How many lines of these records hold the string "국회의원"? Reply with the number alone.

START

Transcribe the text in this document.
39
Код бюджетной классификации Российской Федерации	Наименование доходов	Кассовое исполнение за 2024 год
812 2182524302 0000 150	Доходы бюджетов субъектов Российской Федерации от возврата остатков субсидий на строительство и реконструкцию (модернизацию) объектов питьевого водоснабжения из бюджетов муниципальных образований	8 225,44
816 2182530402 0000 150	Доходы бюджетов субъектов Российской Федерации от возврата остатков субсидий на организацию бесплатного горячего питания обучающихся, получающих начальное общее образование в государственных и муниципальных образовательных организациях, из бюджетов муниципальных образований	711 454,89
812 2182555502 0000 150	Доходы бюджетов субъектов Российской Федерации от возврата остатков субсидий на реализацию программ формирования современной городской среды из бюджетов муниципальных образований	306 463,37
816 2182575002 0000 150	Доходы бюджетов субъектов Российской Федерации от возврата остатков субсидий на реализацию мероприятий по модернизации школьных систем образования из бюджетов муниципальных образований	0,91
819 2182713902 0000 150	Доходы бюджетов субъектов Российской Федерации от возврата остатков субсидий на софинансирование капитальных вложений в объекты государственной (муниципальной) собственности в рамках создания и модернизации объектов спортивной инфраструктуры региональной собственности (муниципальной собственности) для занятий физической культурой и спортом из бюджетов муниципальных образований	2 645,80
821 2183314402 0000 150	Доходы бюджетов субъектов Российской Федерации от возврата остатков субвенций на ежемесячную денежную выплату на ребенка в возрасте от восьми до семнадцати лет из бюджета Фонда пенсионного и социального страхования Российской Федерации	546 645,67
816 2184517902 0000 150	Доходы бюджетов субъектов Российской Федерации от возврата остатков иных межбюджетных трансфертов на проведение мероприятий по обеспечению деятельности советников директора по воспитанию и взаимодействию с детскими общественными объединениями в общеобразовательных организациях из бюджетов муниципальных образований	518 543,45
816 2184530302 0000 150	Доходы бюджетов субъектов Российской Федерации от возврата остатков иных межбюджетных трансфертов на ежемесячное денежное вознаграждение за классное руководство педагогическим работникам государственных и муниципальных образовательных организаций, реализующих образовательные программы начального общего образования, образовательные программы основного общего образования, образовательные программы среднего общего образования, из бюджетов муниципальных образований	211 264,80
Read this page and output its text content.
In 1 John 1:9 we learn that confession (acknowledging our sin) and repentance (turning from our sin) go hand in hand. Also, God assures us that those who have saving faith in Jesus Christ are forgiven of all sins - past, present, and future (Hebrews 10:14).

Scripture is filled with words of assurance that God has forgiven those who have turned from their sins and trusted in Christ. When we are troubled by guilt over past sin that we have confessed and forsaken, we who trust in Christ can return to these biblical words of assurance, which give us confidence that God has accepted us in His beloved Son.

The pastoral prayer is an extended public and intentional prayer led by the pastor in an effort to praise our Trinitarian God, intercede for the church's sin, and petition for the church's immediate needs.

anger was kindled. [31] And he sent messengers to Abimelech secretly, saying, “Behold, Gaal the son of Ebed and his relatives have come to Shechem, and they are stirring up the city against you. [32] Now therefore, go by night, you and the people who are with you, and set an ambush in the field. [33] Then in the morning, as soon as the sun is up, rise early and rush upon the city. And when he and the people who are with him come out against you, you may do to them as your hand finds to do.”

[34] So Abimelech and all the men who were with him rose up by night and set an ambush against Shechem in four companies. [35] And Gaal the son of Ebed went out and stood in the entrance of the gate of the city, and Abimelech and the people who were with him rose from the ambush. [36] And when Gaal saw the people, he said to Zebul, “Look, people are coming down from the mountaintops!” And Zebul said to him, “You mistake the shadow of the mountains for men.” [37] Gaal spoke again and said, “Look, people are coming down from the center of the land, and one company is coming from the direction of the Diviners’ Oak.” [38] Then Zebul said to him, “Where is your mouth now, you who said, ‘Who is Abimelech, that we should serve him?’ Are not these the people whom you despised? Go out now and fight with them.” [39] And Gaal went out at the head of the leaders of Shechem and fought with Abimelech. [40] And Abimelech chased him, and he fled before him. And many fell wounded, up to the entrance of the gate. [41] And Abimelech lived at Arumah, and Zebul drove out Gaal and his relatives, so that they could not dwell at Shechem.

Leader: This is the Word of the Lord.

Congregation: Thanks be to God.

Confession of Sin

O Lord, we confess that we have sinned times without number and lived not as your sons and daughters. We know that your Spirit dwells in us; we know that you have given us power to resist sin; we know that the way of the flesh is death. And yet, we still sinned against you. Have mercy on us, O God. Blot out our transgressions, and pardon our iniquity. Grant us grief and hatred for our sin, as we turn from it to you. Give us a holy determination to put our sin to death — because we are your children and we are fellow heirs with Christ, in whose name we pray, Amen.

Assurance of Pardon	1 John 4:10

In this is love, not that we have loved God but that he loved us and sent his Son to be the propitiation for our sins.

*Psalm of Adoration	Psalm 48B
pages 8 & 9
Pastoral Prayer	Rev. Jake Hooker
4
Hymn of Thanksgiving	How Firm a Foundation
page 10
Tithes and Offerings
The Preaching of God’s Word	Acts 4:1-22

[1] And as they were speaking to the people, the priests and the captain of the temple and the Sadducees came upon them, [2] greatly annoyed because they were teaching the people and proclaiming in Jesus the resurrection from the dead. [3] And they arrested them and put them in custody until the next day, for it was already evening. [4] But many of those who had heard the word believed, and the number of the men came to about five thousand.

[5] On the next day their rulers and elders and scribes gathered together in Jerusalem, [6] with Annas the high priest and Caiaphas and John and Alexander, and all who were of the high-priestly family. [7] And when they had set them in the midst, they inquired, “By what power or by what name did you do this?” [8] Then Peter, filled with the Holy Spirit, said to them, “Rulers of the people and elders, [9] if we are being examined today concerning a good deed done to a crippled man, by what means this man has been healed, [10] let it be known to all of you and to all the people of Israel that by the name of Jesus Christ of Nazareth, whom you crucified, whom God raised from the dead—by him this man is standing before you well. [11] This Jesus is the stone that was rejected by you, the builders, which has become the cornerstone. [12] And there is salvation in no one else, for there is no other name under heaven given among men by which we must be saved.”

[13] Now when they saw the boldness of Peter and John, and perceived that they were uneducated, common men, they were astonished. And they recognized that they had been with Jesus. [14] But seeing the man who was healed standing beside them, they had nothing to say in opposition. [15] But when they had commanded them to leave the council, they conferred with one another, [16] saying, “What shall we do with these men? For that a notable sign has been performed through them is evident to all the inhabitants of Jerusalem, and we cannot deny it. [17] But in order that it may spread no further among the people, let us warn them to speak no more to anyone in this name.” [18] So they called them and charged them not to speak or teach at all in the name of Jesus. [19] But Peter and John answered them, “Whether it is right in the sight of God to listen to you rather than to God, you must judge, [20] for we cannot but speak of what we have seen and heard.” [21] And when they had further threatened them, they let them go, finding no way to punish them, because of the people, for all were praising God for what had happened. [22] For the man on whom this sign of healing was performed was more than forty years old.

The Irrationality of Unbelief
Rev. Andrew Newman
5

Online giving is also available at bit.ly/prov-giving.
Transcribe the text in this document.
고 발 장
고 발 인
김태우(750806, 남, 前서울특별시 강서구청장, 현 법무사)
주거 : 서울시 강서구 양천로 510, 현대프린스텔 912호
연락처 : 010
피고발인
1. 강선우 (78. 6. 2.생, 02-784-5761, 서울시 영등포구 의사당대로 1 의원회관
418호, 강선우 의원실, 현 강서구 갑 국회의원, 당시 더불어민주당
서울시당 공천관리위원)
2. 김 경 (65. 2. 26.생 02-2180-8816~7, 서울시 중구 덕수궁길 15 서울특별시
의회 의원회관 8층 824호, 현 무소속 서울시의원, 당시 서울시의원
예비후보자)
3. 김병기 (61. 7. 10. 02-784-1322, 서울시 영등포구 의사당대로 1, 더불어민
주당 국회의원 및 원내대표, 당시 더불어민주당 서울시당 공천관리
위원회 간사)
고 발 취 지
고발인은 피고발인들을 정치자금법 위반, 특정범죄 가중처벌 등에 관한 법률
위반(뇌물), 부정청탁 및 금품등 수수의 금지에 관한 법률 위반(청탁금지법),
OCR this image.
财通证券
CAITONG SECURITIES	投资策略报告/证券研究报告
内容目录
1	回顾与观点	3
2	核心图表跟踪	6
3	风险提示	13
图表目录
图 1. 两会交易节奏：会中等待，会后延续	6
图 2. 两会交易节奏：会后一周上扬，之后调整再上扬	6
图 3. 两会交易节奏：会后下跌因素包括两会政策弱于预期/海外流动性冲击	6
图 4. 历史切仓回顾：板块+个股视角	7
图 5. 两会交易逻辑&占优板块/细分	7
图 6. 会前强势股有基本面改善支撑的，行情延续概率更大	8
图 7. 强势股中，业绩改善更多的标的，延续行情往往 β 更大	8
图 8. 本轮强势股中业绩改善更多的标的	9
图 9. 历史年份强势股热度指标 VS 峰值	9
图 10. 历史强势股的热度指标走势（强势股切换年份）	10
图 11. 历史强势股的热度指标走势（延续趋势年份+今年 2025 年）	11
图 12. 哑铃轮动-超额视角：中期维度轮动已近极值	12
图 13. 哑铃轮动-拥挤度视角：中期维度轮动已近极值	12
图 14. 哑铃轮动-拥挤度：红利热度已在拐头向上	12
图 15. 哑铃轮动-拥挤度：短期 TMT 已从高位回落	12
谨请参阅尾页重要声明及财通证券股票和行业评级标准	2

END

Exercise response.
2